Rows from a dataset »
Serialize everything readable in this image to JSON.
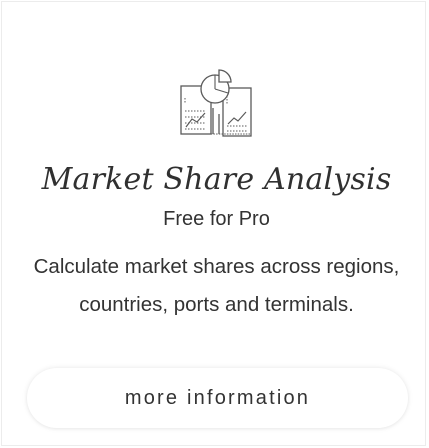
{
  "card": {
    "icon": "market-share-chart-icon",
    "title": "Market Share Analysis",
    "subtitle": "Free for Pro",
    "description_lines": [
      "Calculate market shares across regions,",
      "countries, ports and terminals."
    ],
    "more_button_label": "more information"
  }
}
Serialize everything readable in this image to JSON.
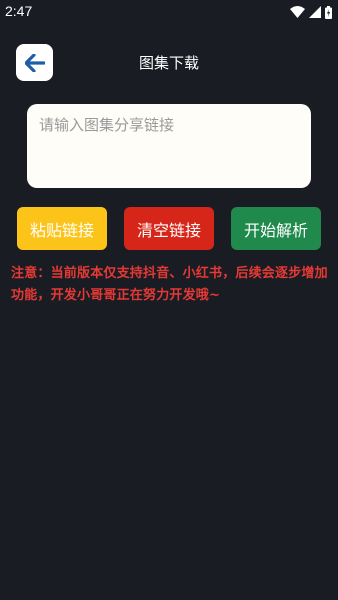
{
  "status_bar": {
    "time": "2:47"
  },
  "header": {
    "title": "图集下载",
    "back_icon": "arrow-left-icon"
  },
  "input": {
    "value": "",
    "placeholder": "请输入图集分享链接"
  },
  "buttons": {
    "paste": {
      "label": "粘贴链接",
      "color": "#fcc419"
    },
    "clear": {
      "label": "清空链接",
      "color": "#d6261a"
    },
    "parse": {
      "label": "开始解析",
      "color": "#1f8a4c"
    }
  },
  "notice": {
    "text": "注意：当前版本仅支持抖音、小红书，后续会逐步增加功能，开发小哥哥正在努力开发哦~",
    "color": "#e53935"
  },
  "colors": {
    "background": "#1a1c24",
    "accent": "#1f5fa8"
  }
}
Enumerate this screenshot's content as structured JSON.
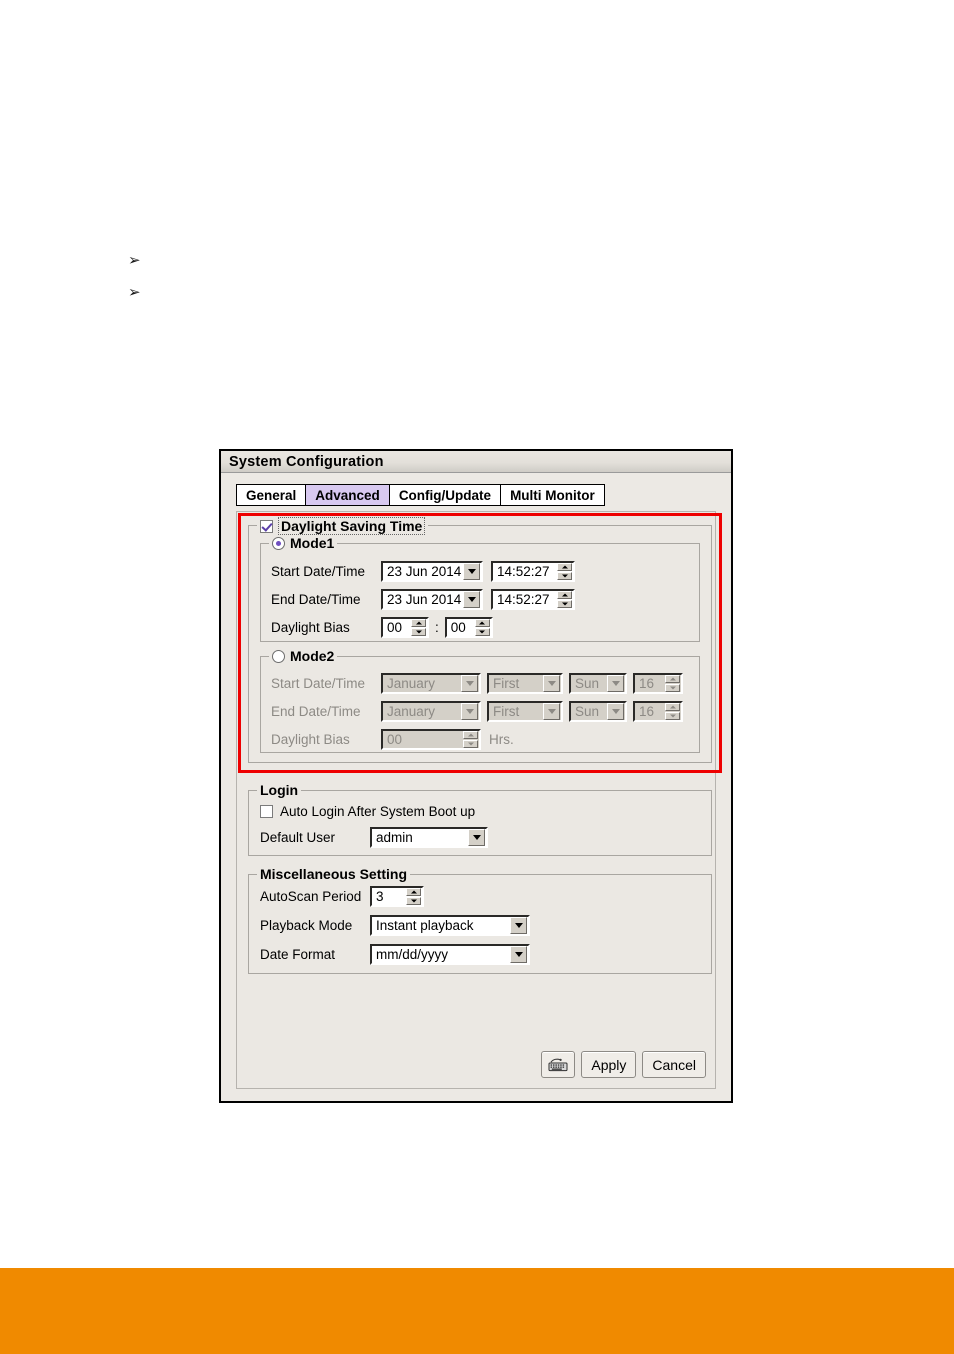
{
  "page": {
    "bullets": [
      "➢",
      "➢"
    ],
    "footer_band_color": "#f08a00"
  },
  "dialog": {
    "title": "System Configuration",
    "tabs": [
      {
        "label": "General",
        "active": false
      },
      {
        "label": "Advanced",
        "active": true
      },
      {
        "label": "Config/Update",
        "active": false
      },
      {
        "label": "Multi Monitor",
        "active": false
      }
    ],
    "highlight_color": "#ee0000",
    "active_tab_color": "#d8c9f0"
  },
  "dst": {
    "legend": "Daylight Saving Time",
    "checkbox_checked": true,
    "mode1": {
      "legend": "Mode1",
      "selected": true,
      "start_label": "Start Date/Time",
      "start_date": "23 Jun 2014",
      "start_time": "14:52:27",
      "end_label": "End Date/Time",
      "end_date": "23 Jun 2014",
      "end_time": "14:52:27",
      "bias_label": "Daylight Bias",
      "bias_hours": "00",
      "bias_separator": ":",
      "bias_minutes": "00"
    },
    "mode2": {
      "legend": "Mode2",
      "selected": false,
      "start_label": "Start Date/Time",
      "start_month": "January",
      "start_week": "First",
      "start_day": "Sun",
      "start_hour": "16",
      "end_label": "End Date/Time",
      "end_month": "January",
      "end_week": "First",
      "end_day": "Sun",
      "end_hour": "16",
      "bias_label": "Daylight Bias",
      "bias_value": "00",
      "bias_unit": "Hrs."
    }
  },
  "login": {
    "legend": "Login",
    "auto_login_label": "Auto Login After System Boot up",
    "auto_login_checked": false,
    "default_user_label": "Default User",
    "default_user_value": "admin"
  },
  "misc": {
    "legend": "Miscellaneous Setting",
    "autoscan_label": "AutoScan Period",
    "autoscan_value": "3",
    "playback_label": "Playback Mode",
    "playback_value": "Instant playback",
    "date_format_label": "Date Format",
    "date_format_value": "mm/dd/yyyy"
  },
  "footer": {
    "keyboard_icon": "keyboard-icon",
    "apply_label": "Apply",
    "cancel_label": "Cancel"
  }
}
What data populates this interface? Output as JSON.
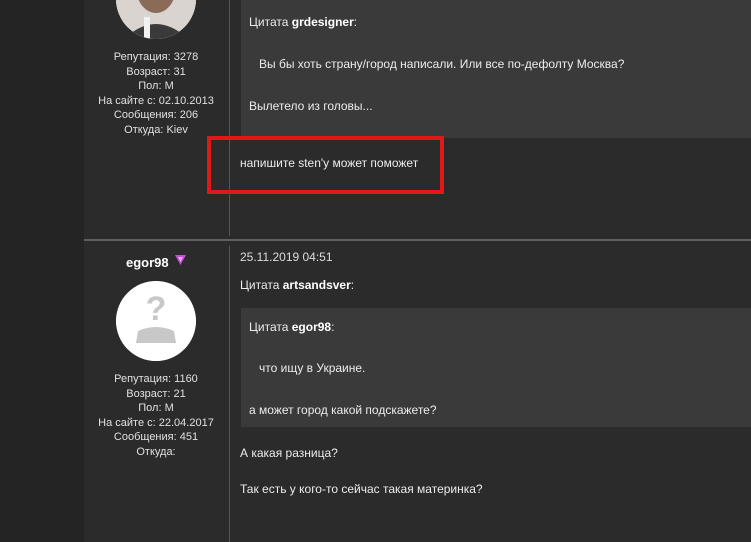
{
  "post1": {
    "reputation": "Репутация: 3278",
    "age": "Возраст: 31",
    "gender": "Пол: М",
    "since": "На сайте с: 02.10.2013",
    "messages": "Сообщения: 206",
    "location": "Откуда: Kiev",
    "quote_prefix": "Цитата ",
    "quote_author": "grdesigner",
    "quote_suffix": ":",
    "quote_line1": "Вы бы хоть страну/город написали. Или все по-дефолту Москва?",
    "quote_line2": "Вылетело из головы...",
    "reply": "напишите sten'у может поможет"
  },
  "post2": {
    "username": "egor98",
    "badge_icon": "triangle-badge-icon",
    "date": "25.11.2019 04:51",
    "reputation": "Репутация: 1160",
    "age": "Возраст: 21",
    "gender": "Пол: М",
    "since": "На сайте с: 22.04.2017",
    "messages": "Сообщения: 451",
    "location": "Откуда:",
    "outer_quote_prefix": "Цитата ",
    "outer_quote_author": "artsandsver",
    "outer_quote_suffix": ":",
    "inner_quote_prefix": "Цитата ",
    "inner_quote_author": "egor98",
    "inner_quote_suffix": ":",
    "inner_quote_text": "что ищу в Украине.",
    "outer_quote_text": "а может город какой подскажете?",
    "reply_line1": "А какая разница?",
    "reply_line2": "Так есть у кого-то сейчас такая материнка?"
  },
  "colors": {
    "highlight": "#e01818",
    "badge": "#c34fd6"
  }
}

EXERCISE TASK » Extract all lines of the records above that include "true".

WRITTEN SOLUTION »
        "active": true
    "checkbox_checked": true,
      "selected": true,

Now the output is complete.